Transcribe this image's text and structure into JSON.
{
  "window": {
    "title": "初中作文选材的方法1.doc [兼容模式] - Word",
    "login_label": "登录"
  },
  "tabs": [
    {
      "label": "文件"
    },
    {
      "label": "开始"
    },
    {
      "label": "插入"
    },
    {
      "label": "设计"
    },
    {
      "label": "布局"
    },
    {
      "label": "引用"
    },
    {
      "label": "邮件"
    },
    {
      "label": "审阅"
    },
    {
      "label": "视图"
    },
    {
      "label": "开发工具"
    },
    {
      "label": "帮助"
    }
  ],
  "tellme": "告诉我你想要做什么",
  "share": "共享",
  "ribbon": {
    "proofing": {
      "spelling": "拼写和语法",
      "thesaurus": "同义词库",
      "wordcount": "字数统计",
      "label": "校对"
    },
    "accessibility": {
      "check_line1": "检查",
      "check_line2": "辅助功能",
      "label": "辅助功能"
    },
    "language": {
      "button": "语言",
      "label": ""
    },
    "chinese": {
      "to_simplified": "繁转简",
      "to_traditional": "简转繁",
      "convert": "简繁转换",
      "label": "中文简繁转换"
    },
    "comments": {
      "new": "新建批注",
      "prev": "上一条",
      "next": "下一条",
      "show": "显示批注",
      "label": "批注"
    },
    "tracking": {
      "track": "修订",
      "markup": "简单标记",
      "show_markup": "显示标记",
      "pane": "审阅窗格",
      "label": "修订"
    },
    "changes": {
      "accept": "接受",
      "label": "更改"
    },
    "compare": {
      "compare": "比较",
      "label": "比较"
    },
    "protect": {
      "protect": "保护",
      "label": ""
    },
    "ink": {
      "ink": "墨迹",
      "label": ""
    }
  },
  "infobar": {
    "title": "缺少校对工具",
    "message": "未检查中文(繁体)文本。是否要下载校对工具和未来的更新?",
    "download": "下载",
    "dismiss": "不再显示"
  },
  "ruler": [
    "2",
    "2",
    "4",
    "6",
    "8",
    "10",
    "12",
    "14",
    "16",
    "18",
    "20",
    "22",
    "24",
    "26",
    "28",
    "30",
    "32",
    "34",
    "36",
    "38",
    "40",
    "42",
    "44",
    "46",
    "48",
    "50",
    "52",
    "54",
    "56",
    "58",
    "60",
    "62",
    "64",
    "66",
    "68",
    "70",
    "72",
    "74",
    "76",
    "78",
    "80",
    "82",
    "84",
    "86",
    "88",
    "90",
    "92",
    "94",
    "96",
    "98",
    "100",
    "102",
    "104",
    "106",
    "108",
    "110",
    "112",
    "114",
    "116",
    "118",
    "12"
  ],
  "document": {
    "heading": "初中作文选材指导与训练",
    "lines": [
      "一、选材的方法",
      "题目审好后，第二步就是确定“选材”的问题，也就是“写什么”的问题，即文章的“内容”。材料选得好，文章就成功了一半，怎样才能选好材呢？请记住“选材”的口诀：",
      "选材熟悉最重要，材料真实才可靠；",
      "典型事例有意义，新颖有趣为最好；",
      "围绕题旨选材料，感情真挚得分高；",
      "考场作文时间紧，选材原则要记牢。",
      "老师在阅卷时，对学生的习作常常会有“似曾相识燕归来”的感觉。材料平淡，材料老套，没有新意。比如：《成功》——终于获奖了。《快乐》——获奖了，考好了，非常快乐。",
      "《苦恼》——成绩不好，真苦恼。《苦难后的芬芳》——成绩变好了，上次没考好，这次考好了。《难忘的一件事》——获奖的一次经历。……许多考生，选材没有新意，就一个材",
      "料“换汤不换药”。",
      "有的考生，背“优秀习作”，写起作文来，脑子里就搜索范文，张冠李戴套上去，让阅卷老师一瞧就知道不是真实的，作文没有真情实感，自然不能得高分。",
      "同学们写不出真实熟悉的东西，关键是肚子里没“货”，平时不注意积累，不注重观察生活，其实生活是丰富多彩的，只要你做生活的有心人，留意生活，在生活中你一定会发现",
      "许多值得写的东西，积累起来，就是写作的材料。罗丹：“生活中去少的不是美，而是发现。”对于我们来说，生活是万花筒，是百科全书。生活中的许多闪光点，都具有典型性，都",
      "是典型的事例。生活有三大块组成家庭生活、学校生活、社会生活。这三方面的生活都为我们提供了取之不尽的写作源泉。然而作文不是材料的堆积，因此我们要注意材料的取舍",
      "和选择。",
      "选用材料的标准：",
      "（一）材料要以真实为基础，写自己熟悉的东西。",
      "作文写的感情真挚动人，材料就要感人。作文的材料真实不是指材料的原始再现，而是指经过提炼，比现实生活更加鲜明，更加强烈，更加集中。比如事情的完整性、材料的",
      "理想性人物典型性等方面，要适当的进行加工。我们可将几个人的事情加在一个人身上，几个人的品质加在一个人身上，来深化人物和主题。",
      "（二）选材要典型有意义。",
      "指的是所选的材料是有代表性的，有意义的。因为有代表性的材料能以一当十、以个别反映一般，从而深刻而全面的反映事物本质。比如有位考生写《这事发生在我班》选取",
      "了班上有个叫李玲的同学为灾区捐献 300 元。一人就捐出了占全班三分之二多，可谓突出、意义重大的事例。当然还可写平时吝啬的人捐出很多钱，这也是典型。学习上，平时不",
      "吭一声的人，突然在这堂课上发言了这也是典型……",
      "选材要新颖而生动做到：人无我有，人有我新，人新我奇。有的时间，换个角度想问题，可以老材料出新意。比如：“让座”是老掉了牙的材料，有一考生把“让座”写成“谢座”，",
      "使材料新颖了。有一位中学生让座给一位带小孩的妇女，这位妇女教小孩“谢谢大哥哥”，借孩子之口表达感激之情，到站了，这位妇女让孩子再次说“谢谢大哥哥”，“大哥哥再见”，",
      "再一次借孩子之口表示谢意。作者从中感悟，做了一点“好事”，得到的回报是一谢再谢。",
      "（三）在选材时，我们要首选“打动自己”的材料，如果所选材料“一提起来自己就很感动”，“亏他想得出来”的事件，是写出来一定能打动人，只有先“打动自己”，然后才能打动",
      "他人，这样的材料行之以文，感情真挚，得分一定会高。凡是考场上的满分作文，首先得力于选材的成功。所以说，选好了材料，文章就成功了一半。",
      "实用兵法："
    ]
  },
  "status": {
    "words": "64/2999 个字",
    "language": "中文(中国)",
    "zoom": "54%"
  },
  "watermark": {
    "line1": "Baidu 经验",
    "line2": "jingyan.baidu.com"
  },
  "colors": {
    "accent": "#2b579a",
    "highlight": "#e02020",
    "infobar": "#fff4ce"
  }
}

WORK TO COMPLETE: Your task is to gather every line with the word "文章就成功了一半" and copy it.

SOLUTION FOR THIS PROBLEM:
      "题目审好后，第二步就是确定“选材”的问题，也就是“写什么”的问题，即文章的“内容”。材料选得好，文章就成功了一半，怎样才能选好材呢？请记住“选材”的口诀：",
      "他人，这样的材料行之以文，感情真挚，得分一定会高。凡是考场上的满分作文，首先得力于选材的成功。所以说，选好了材料，文章就成功了一半。",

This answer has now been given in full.